§ Material provided

::::

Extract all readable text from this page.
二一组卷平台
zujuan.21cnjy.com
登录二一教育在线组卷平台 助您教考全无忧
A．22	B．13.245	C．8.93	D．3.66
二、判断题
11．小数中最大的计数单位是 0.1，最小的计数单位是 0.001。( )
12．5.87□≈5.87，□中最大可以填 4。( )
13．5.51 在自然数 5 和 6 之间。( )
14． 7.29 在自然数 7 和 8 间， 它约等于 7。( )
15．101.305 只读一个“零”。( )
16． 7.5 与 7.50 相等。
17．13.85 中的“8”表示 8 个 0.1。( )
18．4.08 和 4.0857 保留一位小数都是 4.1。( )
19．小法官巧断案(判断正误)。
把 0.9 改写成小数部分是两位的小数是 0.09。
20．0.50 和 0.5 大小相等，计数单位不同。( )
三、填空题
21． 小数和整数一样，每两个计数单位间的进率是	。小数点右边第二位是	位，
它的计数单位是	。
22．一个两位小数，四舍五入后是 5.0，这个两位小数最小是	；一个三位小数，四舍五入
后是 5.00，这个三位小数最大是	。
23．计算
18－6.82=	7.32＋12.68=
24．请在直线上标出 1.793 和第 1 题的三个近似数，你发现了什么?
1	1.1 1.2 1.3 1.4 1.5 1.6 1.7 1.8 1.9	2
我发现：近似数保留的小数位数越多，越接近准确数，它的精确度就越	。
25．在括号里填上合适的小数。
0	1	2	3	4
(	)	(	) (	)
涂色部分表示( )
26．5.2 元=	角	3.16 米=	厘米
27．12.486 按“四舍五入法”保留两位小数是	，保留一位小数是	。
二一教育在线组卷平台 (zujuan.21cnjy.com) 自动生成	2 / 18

::::

§ Exercise instructions
Extract all lines as given.

§ Task solution
Extract all readable text from this page.
二一组卷平台
zujuan.21cnjy.com
登录二一教育在线组卷平台 助您教考全无忧
A．22	B．13.245	C．8.93	D．3.66
二、判断题
11．小数中最大的计数单位是 0.1，最小的计数单位是 0.001。( )
12．5.87□≈5.87，□中最大可以填 4。( )
13．5.51 在自然数 5 和 6 之间。( )
14． 7.29 在自然数 7 和 8 间， 它约等于 7。( )
15．101.305 只读一个“零”。( )
16． 7.5 与 7.50 相等。
17．13.85 中的“8”表示 8 个 0.1。( )
18．4.08 和 4.0857 保留一位小数都是 4.1。( )
19．小法官巧断案(判断正误)。
把 0.9 改写成小数部分是两位的小数是 0.09。
20．0.50 和 0.5 大小相等，计数单位不同。( )
三、填空题
21． 小数和整数一样，每两个计数单位间的进率是	。小数点右边第二位是	位，
它的计数单位是	。
22．一个两位小数，四舍五入后是 5.0，这个两位小数最小是	；一个三位小数，四舍五入
后是 5.00，这个三位小数最大是	。
23．计算
18－6.82=	7.32＋12.68=
24．请在直线上标出 1.793 和第 1 题的三个近似数，你发现了什么?
1	1.1 1.2 1.3 1.4 1.5 1.6 1.7 1.8 1.9	2
我发现：近似数保留的小数位数越多，越接近准确数，它的精确度就越	。
25．在括号里填上合适的小数。
0	1	2	3	4
(	)	(	) (	)
涂色部分表示( )
26．5.2 元=	角	3.16 米=	厘米
27．12.486 按“四舍五入法”保留两位小数是	，保留一位小数是	。
二一教育在线组卷平台 (zujuan.21cnjy.com) 自动生成	2 / 18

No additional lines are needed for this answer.